═════ ITEMS ═════

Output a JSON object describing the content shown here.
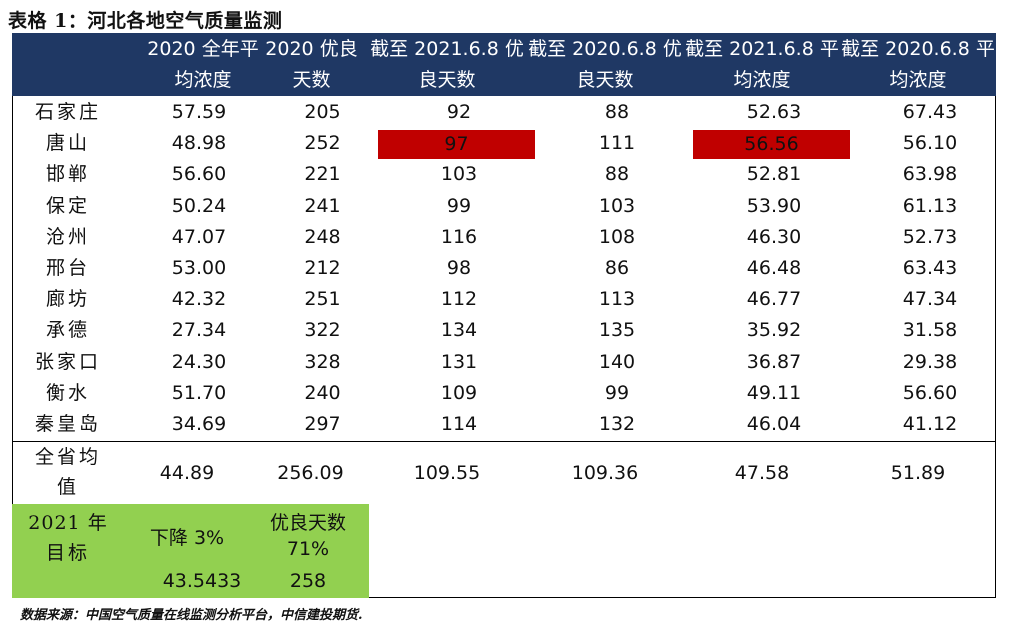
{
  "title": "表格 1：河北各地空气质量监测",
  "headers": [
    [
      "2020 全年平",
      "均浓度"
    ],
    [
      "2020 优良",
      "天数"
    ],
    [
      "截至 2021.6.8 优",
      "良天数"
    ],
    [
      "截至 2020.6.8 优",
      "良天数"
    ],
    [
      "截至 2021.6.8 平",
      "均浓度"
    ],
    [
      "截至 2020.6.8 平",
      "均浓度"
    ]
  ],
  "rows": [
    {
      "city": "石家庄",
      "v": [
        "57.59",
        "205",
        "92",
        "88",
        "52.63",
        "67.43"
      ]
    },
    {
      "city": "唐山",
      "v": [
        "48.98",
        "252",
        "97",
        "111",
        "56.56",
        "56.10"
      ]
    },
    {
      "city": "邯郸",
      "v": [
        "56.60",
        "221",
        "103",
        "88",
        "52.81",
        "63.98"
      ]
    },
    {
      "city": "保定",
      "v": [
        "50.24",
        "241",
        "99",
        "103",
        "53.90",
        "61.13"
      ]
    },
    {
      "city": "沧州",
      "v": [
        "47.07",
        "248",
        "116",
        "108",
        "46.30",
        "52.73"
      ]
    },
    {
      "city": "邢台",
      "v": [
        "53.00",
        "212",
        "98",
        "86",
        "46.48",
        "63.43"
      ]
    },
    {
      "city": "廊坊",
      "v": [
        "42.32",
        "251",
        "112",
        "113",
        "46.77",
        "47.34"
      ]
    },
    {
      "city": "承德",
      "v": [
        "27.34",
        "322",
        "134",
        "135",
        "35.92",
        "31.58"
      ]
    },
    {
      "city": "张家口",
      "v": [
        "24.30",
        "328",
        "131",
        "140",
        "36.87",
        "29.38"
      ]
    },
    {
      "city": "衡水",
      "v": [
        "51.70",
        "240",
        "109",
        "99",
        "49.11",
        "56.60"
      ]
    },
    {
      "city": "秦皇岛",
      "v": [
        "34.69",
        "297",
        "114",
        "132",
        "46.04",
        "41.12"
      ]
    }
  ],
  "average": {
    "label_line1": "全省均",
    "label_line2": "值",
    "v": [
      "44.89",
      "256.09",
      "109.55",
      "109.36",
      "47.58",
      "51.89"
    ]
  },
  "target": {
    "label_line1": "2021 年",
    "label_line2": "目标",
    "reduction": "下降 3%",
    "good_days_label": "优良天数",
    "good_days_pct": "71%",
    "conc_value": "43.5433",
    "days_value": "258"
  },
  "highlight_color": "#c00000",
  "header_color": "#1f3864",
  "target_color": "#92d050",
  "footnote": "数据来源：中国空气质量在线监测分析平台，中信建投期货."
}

═════

WHAT THE TASK REQUIRES -> Reproduce the listing above exactly, excluding all pictures.

SOLUTION FOR THIS TASK ->
Output a JSON object describing the content shown here.
{
  "title": "表格 1：河北各地空气质量监测",
  "headers": [
    [
      "2020 全年平",
      "均浓度"
    ],
    [
      "2020 优良",
      "天数"
    ],
    [
      "截至 2021.6.8 优",
      "良天数"
    ],
    [
      "截至 2020.6.8 优",
      "良天数"
    ],
    [
      "截至 2021.6.8 平",
      "均浓度"
    ],
    [
      "截至 2020.6.8 平",
      "均浓度"
    ]
  ],
  "rows": [
    {
      "city": "石家庄",
      "v": [
        "57.59",
        "205",
        "92",
        "88",
        "52.63",
        "67.43"
      ]
    },
    {
      "city": "唐山",
      "v": [
        "48.98",
        "252",
        "97",
        "111",
        "56.56",
        "56.10"
      ]
    },
    {
      "city": "邯郸",
      "v": [
        "56.60",
        "221",
        "103",
        "88",
        "52.81",
        "63.98"
      ]
    },
    {
      "city": "保定",
      "v": [
        "50.24",
        "241",
        "99",
        "103",
        "53.90",
        "61.13"
      ]
    },
    {
      "city": "沧州",
      "v": [
        "47.07",
        "248",
        "116",
        "108",
        "46.30",
        "52.73"
      ]
    },
    {
      "city": "邢台",
      "v": [
        "53.00",
        "212",
        "98",
        "86",
        "46.48",
        "63.43"
      ]
    },
    {
      "city": "廊坊",
      "v": [
        "42.32",
        "251",
        "112",
        "113",
        "46.77",
        "47.34"
      ]
    },
    {
      "city": "承德",
      "v": [
        "27.34",
        "322",
        "134",
        "135",
        "35.92",
        "31.58"
      ]
    },
    {
      "city": "张家口",
      "v": [
        "24.30",
        "328",
        "131",
        "140",
        "36.87",
        "29.38"
      ]
    },
    {
      "city": "衡水",
      "v": [
        "51.70",
        "240",
        "109",
        "99",
        "49.11",
        "56.60"
      ]
    },
    {
      "city": "秦皇岛",
      "v": [
        "34.69",
        "297",
        "114",
        "132",
        "46.04",
        "41.12"
      ]
    }
  ],
  "average": {
    "label_line1": "全省均",
    "label_line2": "值",
    "v": [
      "44.89",
      "256.09",
      "109.55",
      "109.36",
      "47.58",
      "51.89"
    ]
  },
  "target": {
    "label_line1": "2021 年",
    "label_line2": "目标",
    "reduction": "下降 3%",
    "good_days_label": "优良天数",
    "good_days_pct": "71%",
    "conc_value": "43.5433",
    "days_value": "258"
  },
  "highlight_color": "#c00000",
  "header_color": "#1f3864",
  "target_color": "#92d050",
  "footnote": "数据来源：中国空气质量在线监测分析平台，中信建投期货."
}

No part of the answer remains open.